[START OF Input data]

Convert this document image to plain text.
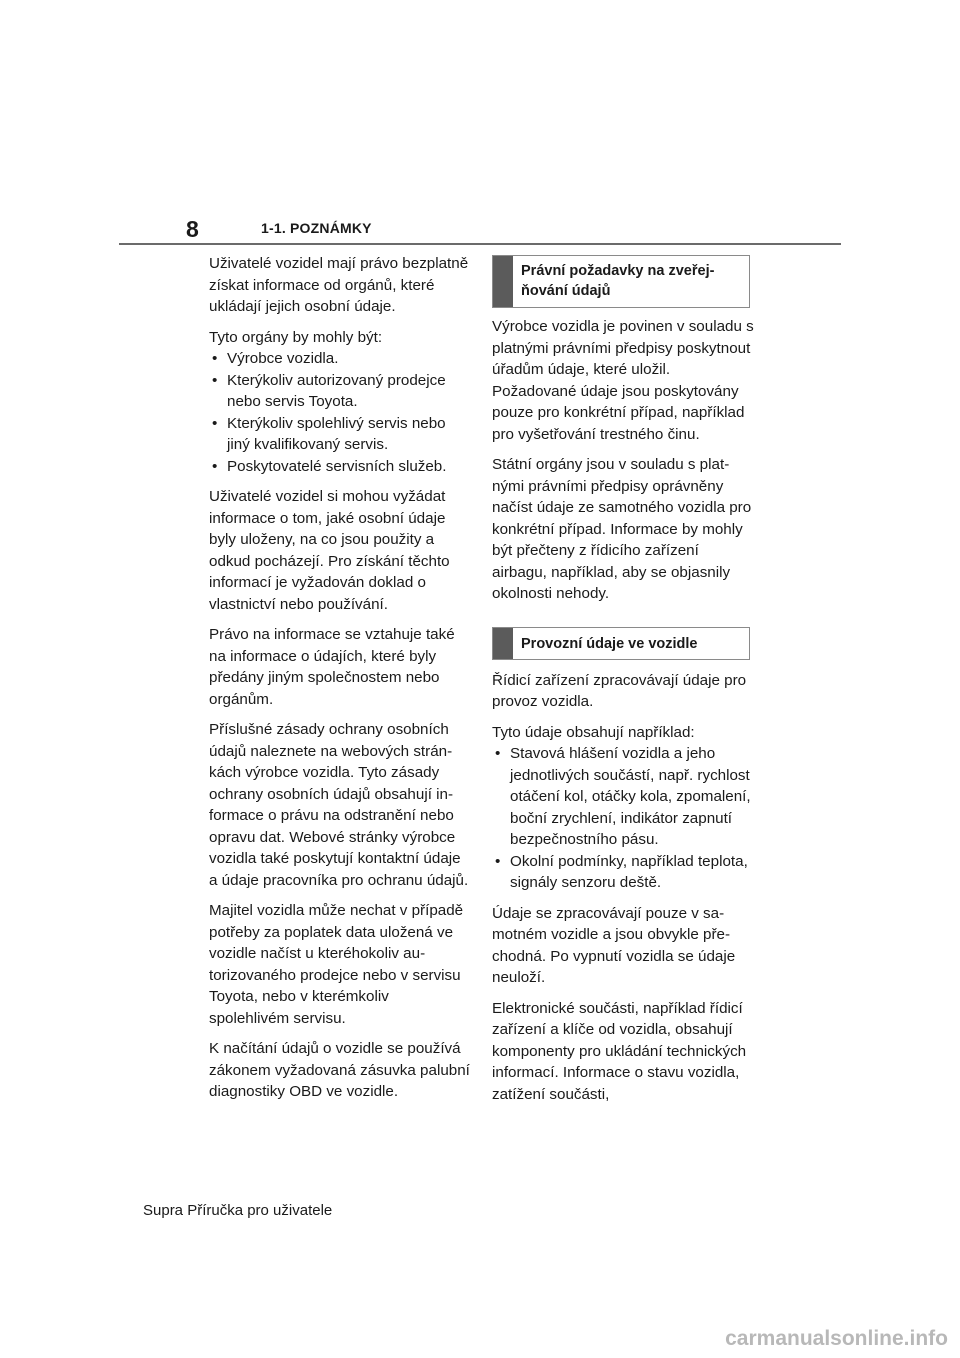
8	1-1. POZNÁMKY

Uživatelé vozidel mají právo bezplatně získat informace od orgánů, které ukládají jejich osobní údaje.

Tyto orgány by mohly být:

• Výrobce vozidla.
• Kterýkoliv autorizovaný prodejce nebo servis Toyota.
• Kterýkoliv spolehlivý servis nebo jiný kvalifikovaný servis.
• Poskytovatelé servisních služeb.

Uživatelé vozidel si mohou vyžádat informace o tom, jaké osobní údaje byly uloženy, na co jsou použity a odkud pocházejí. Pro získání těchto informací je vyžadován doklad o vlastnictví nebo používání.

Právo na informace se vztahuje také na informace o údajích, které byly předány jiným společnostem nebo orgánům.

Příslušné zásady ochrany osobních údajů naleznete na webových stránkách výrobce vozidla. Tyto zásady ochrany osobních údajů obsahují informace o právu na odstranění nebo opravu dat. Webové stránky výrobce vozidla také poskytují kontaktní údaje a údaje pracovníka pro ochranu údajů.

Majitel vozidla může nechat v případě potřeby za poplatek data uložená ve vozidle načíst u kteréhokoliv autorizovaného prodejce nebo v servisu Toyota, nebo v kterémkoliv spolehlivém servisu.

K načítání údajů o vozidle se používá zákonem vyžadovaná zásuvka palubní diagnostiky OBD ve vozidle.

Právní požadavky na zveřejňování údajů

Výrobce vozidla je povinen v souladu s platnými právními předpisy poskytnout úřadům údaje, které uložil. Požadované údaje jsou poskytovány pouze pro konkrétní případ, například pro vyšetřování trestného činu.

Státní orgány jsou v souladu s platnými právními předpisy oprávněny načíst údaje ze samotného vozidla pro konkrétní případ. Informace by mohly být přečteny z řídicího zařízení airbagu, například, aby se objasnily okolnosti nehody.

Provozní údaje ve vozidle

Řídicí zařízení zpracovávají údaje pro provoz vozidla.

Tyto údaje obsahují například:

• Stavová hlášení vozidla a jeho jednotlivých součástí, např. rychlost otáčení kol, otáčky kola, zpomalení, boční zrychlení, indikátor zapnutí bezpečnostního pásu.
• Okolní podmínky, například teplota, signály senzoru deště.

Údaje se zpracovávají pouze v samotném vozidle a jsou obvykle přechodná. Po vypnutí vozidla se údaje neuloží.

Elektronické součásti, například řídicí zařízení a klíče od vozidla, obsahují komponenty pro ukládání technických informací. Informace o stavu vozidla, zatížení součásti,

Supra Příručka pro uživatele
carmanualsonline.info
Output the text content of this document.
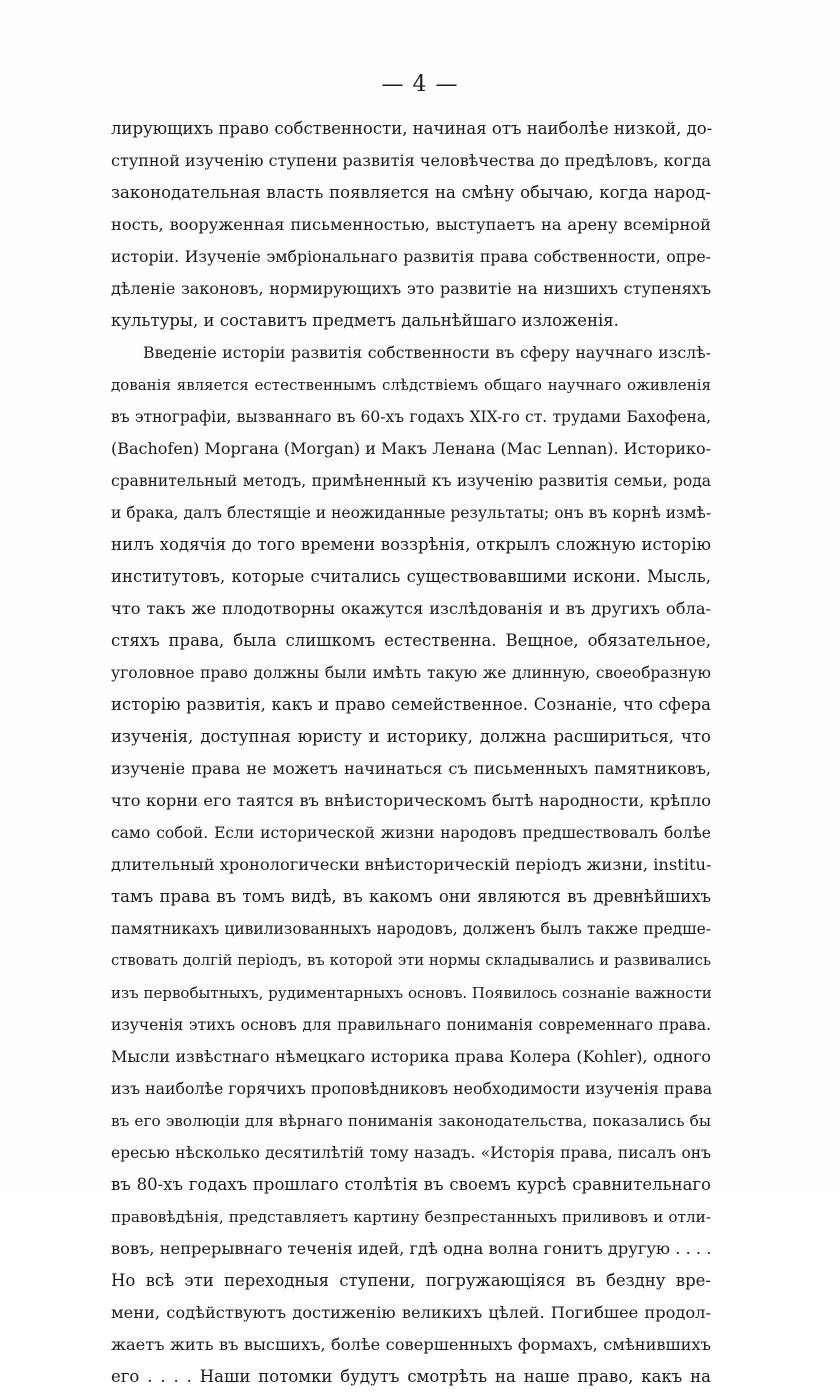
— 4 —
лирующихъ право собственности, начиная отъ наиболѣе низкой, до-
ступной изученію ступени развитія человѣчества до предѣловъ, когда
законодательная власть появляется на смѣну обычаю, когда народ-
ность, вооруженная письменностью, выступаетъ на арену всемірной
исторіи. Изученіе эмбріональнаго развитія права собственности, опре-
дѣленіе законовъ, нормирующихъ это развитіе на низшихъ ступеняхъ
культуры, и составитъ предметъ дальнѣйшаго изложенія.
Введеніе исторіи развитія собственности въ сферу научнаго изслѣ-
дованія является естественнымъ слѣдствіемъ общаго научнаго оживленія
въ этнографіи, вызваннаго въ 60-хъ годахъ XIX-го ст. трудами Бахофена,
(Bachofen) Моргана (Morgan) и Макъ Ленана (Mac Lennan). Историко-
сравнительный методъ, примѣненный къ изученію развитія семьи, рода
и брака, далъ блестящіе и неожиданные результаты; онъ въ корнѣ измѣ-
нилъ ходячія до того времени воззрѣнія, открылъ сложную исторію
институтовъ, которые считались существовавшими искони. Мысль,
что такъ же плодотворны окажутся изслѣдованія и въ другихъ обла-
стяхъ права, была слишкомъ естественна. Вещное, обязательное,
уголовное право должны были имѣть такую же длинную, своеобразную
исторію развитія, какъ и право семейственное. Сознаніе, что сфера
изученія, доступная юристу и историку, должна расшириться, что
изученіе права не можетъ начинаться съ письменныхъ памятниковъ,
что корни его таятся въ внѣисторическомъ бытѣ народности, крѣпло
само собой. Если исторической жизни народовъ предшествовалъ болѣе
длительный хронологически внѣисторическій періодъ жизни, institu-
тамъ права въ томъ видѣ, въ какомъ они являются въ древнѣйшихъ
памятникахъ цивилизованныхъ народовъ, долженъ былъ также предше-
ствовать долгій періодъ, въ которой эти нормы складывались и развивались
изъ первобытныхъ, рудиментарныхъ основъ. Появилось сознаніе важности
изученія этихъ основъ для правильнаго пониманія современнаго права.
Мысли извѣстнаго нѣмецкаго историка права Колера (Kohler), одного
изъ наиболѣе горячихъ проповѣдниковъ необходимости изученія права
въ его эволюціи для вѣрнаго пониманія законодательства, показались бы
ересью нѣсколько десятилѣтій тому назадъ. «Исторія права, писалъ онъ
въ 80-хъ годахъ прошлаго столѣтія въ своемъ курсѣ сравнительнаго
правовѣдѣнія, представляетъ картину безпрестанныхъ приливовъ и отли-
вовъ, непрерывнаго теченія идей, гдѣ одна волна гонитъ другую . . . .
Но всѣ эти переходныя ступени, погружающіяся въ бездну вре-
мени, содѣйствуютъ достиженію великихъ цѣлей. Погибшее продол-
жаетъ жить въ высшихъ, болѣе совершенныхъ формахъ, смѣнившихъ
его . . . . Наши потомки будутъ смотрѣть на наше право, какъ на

[END OF Input data]
[START OF Input data]

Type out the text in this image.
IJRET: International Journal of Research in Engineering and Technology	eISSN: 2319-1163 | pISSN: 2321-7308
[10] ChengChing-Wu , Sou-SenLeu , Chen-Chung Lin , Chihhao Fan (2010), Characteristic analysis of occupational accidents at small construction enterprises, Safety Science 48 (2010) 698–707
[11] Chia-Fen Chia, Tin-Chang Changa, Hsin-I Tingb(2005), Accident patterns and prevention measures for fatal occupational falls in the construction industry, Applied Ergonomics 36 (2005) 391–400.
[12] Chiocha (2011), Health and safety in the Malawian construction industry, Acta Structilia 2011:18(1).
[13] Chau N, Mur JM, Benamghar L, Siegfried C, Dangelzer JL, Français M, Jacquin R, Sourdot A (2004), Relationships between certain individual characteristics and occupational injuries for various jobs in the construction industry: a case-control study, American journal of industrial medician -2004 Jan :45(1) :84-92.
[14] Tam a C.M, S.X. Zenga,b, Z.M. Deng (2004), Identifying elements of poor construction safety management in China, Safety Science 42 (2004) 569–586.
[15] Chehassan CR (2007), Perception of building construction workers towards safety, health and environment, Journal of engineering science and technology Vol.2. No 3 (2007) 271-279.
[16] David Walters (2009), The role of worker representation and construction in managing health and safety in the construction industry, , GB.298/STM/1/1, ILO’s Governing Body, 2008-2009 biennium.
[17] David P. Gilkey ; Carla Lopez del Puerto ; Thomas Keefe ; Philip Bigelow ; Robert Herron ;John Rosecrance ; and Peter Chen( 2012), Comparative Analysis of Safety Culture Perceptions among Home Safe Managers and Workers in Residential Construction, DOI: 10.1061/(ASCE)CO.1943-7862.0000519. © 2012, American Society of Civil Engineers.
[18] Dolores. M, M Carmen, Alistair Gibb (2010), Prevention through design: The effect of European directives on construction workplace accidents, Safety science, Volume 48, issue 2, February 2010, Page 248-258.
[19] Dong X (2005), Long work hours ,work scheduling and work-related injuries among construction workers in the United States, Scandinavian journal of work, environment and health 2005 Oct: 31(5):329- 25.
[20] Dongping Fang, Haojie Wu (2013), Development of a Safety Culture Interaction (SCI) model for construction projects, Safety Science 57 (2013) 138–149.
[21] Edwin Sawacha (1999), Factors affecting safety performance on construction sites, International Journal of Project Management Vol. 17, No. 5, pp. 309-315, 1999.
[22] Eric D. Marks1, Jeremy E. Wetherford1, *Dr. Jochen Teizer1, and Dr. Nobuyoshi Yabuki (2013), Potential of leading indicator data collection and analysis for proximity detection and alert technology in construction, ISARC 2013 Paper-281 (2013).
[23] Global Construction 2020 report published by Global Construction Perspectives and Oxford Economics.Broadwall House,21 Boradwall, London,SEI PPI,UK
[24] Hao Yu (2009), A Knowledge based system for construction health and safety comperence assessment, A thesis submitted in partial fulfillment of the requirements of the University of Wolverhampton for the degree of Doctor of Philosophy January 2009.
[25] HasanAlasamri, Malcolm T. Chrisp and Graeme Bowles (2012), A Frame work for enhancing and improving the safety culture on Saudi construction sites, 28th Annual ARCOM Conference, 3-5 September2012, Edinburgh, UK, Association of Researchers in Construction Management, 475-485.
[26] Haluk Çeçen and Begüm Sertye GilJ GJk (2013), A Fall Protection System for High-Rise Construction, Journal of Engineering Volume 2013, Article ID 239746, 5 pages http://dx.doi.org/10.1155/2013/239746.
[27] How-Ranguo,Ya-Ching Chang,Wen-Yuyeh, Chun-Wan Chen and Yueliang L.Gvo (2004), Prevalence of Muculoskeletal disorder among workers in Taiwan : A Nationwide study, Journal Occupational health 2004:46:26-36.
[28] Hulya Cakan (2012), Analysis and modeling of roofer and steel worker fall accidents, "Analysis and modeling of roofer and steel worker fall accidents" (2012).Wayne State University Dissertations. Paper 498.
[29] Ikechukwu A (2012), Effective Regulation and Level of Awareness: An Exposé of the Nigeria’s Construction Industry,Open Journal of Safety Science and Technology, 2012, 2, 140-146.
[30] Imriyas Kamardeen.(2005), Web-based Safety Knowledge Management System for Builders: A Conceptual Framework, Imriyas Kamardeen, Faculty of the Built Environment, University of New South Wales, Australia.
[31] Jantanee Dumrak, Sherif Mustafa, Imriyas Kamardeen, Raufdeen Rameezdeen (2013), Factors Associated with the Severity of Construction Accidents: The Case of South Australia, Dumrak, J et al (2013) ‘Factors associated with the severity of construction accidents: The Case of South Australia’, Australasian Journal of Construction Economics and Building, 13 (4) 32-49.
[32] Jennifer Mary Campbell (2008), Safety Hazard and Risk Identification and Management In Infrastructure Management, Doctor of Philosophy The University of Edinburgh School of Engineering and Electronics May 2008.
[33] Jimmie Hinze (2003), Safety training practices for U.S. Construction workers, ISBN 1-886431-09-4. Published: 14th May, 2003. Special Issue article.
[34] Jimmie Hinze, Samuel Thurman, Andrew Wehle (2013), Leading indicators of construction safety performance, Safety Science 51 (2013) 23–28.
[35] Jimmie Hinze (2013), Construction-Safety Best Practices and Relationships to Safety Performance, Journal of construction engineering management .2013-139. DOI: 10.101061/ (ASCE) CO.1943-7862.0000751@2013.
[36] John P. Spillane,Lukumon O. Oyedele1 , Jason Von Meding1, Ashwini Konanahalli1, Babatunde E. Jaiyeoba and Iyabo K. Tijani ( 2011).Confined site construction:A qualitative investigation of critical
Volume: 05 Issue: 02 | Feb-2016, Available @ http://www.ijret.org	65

[END OF Input data]

• _Set exercise_
Identify and extract each line of the listing that contains "Toyota".

• _The completed task_
• Kterýkoliv autorizovaný prodejce nebo servis Toyota.
Majitel vozidla může nechat v případě potřeby za poplatek data uložená ve vozidle načíst u kteréhokoliv autorizovaného prodejce nebo v servisu Toyota, nebo v kterémkoliv spolehlivém servisu.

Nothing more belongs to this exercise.